* **Selected text**:
· · · ·
India Crypto Tax Calculator
Calculate your tax liability under India's unique crypto tax rules. With the No Loss Offset Rule, crypto losses cannot be used to reduce your tax on crypto gains. The calculator shows how much you'd owe in taxes and how the rules impact your net profit.
Imagine you make ₹100,000 trading Bitcoin but lose ₹80,000 on Ethereum in the same year. Under normal investing rules, you’d only pay tax on your net gain of ₹20,000. But in India, you still owe ₹30,000 in taxes-30% of that ₹100,000 profit-while the ₹80,000 loss disappears with no refund, no carry-forward, no relief. This isn’t a glitch. It’s the law.
· · · ·
* **Data shown**:
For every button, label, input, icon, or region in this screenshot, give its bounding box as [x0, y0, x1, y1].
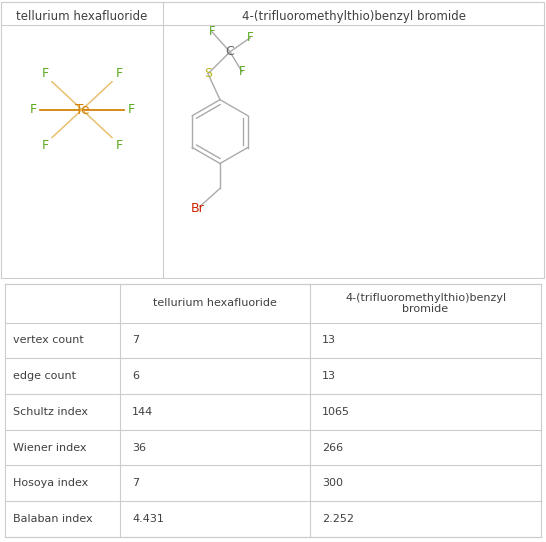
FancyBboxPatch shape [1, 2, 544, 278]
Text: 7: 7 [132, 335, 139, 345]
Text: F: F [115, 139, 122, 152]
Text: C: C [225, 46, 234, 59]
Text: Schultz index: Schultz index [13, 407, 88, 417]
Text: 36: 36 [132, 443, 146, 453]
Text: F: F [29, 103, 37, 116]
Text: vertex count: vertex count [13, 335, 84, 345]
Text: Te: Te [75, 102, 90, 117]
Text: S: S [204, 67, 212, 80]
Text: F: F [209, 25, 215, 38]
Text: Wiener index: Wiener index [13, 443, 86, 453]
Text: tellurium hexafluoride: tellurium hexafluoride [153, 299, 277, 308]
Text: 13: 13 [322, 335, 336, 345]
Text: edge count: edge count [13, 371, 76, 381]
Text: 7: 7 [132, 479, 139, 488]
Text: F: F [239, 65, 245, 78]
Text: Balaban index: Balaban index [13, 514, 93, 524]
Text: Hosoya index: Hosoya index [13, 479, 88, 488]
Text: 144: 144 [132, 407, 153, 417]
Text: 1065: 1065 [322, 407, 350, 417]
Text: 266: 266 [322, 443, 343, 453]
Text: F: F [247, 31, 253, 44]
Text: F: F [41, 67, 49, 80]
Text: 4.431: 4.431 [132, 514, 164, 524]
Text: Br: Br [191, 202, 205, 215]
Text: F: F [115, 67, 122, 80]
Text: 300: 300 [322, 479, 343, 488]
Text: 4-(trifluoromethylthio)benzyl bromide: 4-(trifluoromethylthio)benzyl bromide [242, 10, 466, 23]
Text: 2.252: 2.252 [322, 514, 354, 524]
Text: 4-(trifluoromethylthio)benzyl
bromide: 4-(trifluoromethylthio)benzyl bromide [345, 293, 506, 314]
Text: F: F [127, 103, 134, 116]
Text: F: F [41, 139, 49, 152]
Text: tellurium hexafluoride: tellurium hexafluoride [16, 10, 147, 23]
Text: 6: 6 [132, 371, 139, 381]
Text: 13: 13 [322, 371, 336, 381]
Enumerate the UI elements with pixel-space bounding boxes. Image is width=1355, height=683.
· · · ·
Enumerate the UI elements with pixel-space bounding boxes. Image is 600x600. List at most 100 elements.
· · · ·
* **Set exercise 1**: In the India crypto tax text, what happens to the ₹80,000 Ethereum loss?
* **Set exercise 2**: Could you write the next part of the India crypto tax text, picking up after its last sentence?
The entries come from a separate source, not the India crypto tax text.

* **Final answer 1**: It disappears, with no refund, no carry-forward and no relief.

* **Final answer 2**:
What the No Loss Offset Rule Actually Means
Since April 2022, India has treated all Virtual Digital Assets (VDAs) like Bitcoin, Ethereum, and NFTs as a separate asset class with its own tax rules. Section 115BBH(2)(b) of the Income Tax Act says clearly: crypto losses cannot offset crypto gains. That’s it. No exceptions. No netting. No mercy. This isn’t just unusual-it’s extreme. In every other investment category in India, whether it’s stocks, mutual funds, or real estate, you can balance your wins and losses. If you lose money on one stock, you can use that loss to reduce the tax on another. Not with crypto. A loss on Solana doesn’t help you with a profit from Chainlink. A loss from selling an NFT doesn’t touch your Bitcoin gain. Each trade stands alone, taxed at 30% on its gross profit.How the Tax System Adds Insult to Injury
The no loss offset rule doesn’t work alone. It’s part of a larger system designed to extract tax at every turn.- 30% flat tax: No matter your income, no matter how long you held the asset, every crypto gain is taxed at 30%. Even if you’re in the 5% tax bracket for your salary, crypto profits are slapped with 30%.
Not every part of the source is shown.